What you are asked to do — Return each line of the records that contains the string "bounding", matching case exactly.

Extracted data —
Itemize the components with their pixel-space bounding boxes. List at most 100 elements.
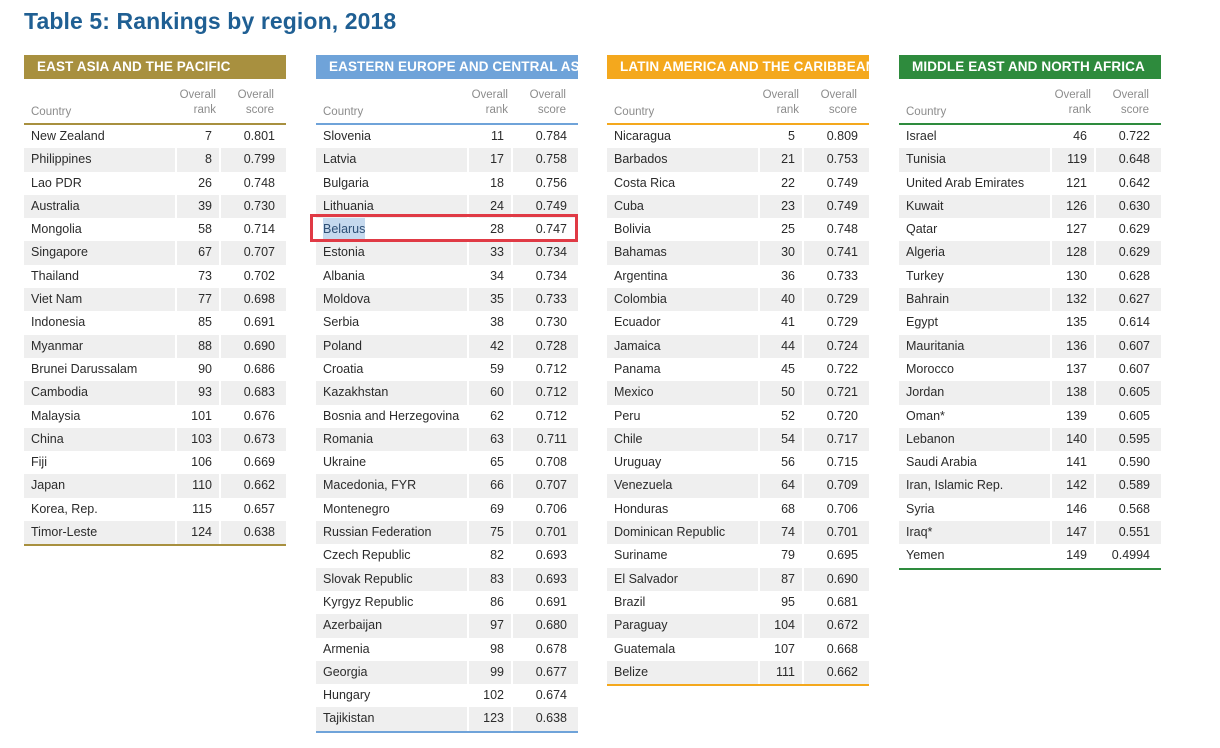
table-row: Slovenia 11 0.784 bbox=[316, 125, 578, 149]
overall-score: 0.680 bbox=[535, 618, 567, 633]
overall-rank: 130 bbox=[1050, 264, 1096, 289]
country-name: Montenegro bbox=[323, 501, 390, 516]
table-row: Panama 45 0.722 bbox=[607, 357, 869, 382]
overall-rank: 50 bbox=[758, 381, 804, 405]
overall-score: 0.638 bbox=[535, 711, 567, 726]
overall-score: 0.701 bbox=[535, 525, 567, 540]
country-name: Serbia bbox=[323, 315, 360, 330]
table-row: Croatia 59 0.712 bbox=[316, 357, 578, 382]
table-row: Cambodia 93 0.683 bbox=[24, 381, 286, 405]
country-name: Mongolia bbox=[31, 222, 82, 237]
region-latin-america-caribbean: LATIN AMERICA AND THE CARIBBEAN Country Ov… bbox=[607, 55, 869, 687]
country-name: Slovenia bbox=[323, 129, 371, 143]
table-row: Bulgaria 18 0.756 bbox=[316, 171, 578, 195]
table-row: Egypt 135 0.614 bbox=[899, 311, 1161, 335]
table-row: United Arab Emirates 121 0.642 bbox=[899, 171, 1161, 195]
country-name: Chile bbox=[614, 431, 643, 446]
overall-rank: 66 bbox=[467, 474, 513, 498]
overall-rank: 25 bbox=[758, 218, 804, 242]
country-name: Jamaica bbox=[614, 338, 661, 353]
table-row: Kazakhstan 60 0.712 bbox=[316, 381, 578, 405]
table-row: Timor-Leste 124 0.638 bbox=[24, 521, 286, 545]
overall-score: 0.715 bbox=[826, 455, 858, 470]
country-name: Argentina bbox=[614, 268, 668, 283]
overall-score: 0.707 bbox=[243, 245, 275, 260]
overall-rank: 141 bbox=[1050, 451, 1096, 475]
table-row: Indonesia 85 0.691 bbox=[24, 311, 286, 335]
table-row: Peru 52 0.720 bbox=[607, 404, 869, 428]
overall-score: 0.709 bbox=[826, 478, 858, 493]
country-name: Philippines bbox=[31, 152, 92, 167]
overall-score: 0.678 bbox=[535, 641, 567, 656]
overall-score: 0.712 bbox=[535, 361, 567, 376]
column-header-rank: Overall rank bbox=[762, 89, 799, 116]
country-name: Mauritania bbox=[906, 338, 965, 353]
overall-score: 0.729 bbox=[826, 292, 858, 307]
overall-score: 0.693 bbox=[535, 548, 567, 563]
overall-rank: 56 bbox=[758, 451, 804, 475]
column-header-score: Overall score bbox=[820, 89, 857, 116]
overall-score: 0.691 bbox=[243, 315, 275, 330]
overall-score: 0.734 bbox=[535, 245, 567, 260]
country-name: Panama bbox=[614, 361, 661, 376]
overall-score: 0.712 bbox=[535, 408, 567, 423]
country-name: Armenia bbox=[323, 641, 370, 656]
country-name: Poland bbox=[323, 338, 362, 353]
overall-rank: 26 bbox=[175, 171, 221, 195]
overall-score: 0.749 bbox=[826, 198, 858, 213]
overall-score: 0.605 bbox=[1118, 385, 1150, 400]
country-name: Thailand bbox=[31, 268, 79, 283]
overall-score: 0.683 bbox=[243, 385, 275, 400]
table-row: Kyrgyz Republic 86 0.691 bbox=[316, 590, 578, 615]
country-name: Timor-Leste bbox=[31, 525, 98, 540]
overall-score: 0.728 bbox=[535, 338, 567, 353]
table-row: Saudi Arabia 141 0.590 bbox=[899, 451, 1161, 475]
table-row: Guatemala 107 0.668 bbox=[607, 637, 869, 661]
country-name: Colombia bbox=[614, 292, 667, 307]
column-header-score: Overall score bbox=[529, 89, 566, 116]
table-row: Albania 34 0.734 bbox=[316, 264, 578, 289]
overall-rank: 52 bbox=[758, 404, 804, 428]
overall-score: 0.729 bbox=[826, 315, 858, 330]
column-headers: Country Overall rank Overall score bbox=[24, 79, 286, 125]
table-row: Morocco 137 0.607 bbox=[899, 357, 1161, 382]
overall-rank: 124 bbox=[175, 521, 221, 545]
overall-rank: 5 bbox=[758, 125, 804, 149]
country-name: Macedonia, FYR bbox=[323, 478, 417, 493]
overall-score: 0.695 bbox=[826, 548, 858, 563]
overall-score: 0.809 bbox=[826, 129, 858, 143]
country-name: Bahrain bbox=[906, 292, 950, 307]
overall-rank: 139 bbox=[1050, 404, 1096, 428]
country-name: Moldova bbox=[323, 292, 371, 307]
overall-rank: 60 bbox=[467, 381, 513, 405]
overall-score: 0.605 bbox=[1118, 408, 1150, 423]
country-name: Viet Nam bbox=[31, 292, 83, 307]
overall-score: 0.720 bbox=[826, 408, 858, 423]
table-rows: Israel 46 0.722 Tunisia 119 0.648 United Arab … bbox=[899, 125, 1161, 568]
table-row: Moldova 35 0.733 bbox=[316, 288, 578, 312]
overall-rank: 102 bbox=[467, 684, 513, 708]
table-row: Israel 46 0.722 bbox=[899, 125, 1161, 149]
overall-rank: 85 bbox=[175, 311, 221, 335]
overall-rank: 33 bbox=[467, 241, 513, 265]
table-row: Kuwait 126 0.630 bbox=[899, 194, 1161, 219]
overall-score: 0.668 bbox=[826, 641, 858, 656]
table-row: Iraq* 147 0.551 bbox=[899, 521, 1161, 545]
country-name: Australia bbox=[31, 198, 80, 213]
country-name: Venezuela bbox=[614, 478, 673, 493]
region-header: EASTERN EUROPE AND CENTRAL ASIA bbox=[316, 55, 578, 79]
country-name: Suriname bbox=[614, 548, 668, 563]
overall-rank: 69 bbox=[467, 497, 513, 522]
overall-rank: 58 bbox=[175, 218, 221, 242]
table-row: Argentina 36 0.733 bbox=[607, 264, 869, 289]
overall-rank: 146 bbox=[1050, 497, 1096, 522]
overall-score: 0.748 bbox=[243, 175, 275, 190]
table-row: Paraguay 104 0.672 bbox=[607, 614, 869, 638]
overall-rank: 59 bbox=[467, 357, 513, 382]
overall-score: 0.748 bbox=[826, 222, 858, 237]
country-name: Singapore bbox=[31, 245, 88, 260]
overall-score: 0.690 bbox=[826, 571, 858, 586]
overall-score: 0.707 bbox=[535, 478, 567, 493]
overall-score: 0.698 bbox=[243, 292, 275, 307]
table-row: Viet Nam 77 0.698 bbox=[24, 288, 286, 312]
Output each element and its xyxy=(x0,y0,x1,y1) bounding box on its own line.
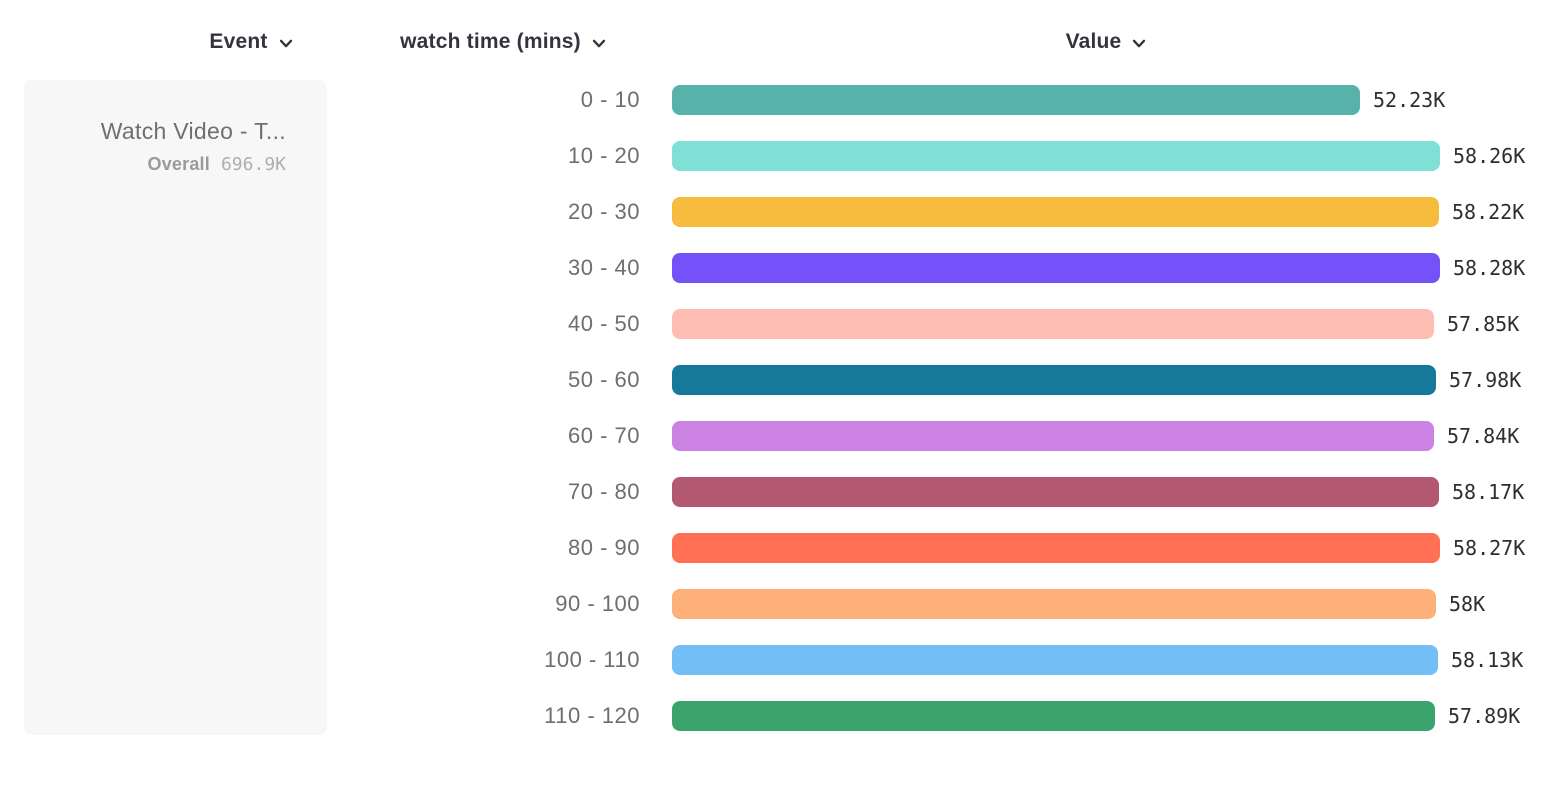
chart-row: 30 - 40 58.28K xyxy=(0,240,1568,296)
value-label: 58.28K xyxy=(1453,256,1526,280)
bar-segment[interactable] xyxy=(672,141,1440,171)
bar-segment[interactable] xyxy=(672,309,1434,339)
value-label: 58.26K xyxy=(1453,144,1526,168)
chart-row: 110 - 120 57.89K xyxy=(0,688,1568,744)
chevron-down-icon xyxy=(1133,39,1146,48)
value-label: 58.13K xyxy=(1451,648,1524,672)
bar-segment[interactable] xyxy=(672,197,1439,227)
overall-summary: Overall 696.9K xyxy=(24,154,286,175)
value-label: 57.89K xyxy=(1448,704,1521,728)
overall-value: 696.9K xyxy=(220,154,286,175)
category-label: 40 - 50 xyxy=(568,311,640,336)
chart-row: 100 - 110 58.13K xyxy=(0,632,1568,688)
bar-segment[interactable] xyxy=(672,85,1360,115)
bar-segment[interactable] xyxy=(672,477,1439,507)
bar-segment[interactable] xyxy=(672,421,1434,451)
category-label: 110 - 120 xyxy=(544,703,640,728)
bar-segment[interactable] xyxy=(672,253,1440,283)
bar-segment[interactable] xyxy=(672,645,1438,675)
value-label: 58.17K xyxy=(1452,480,1525,504)
value-label: 57.84K xyxy=(1447,424,1520,448)
chart-row: 40 - 50 57.85K xyxy=(0,296,1568,352)
bar-segment[interactable] xyxy=(672,701,1435,731)
bar-segment[interactable] xyxy=(672,365,1436,395)
category-label: 10 - 20 xyxy=(568,143,640,168)
category-label: 80 - 90 xyxy=(568,535,640,560)
breakdown-dropdown[interactable]: watch time (mins) xyxy=(353,26,653,58)
value-label: 58K xyxy=(1449,592,1486,616)
chart-row: 50 - 60 57.98K xyxy=(0,352,1568,408)
value-dropdown-label: Value xyxy=(1065,30,1122,53)
event-name-label[interactable]: Watch Video - T... xyxy=(100,118,286,144)
category-label: 70 - 80 xyxy=(568,479,640,504)
category-label: 90 - 100 xyxy=(555,591,640,616)
breakdown-dropdown-label: watch time (mins) xyxy=(400,30,581,53)
bar-segment[interactable] xyxy=(672,589,1436,619)
category-label: 50 - 60 xyxy=(568,367,640,392)
category-label: 0 - 10 xyxy=(580,87,640,112)
value-dropdown[interactable]: Value xyxy=(956,26,1256,58)
event-legend-panel: Watch Video - T... Overall 696.9K xyxy=(24,80,327,735)
chart-row: 60 - 70 57.84K xyxy=(0,408,1568,464)
bar-chart: 0 - 10 52.23K 10 - 20 58.26K 20 - 30 58.… xyxy=(0,72,1568,744)
chart-row: 20 - 30 58.22K xyxy=(0,184,1568,240)
overall-label: Overall xyxy=(147,154,210,174)
chart-row: 90 - 100 58K xyxy=(0,576,1568,632)
chart-row: 70 - 80 58.17K xyxy=(0,464,1568,520)
category-label: 60 - 70 xyxy=(568,423,640,448)
chart-row: 80 - 90 58.27K xyxy=(0,520,1568,576)
bar-segment[interactable] xyxy=(672,533,1440,563)
value-label: 52.23K xyxy=(1373,88,1446,112)
category-label: 100 - 110 xyxy=(544,647,640,672)
event-dropdown-label: Event xyxy=(209,30,268,53)
chart-row: 0 - 10 52.23K xyxy=(0,72,1568,128)
chevron-down-icon xyxy=(592,39,606,48)
value-label: 57.98K xyxy=(1449,368,1522,392)
value-label: 57.85K xyxy=(1447,312,1520,336)
chart-row: 10 - 20 58.26K xyxy=(0,128,1568,184)
value-label: 58.22K xyxy=(1452,200,1525,224)
category-label: 20 - 30 xyxy=(568,199,640,224)
chevron-down-icon xyxy=(279,39,292,48)
event-dropdown[interactable]: Event xyxy=(101,26,401,58)
value-label: 58.27K xyxy=(1453,536,1526,560)
category-label: 30 - 40 xyxy=(568,255,640,280)
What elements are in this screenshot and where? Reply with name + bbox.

The completed task —
Itemize the components with their pixel-space bounding boxes. List at most 100 elements.
Output each element and its xyxy=(x0,y0,x1,y1) bounding box on its own line.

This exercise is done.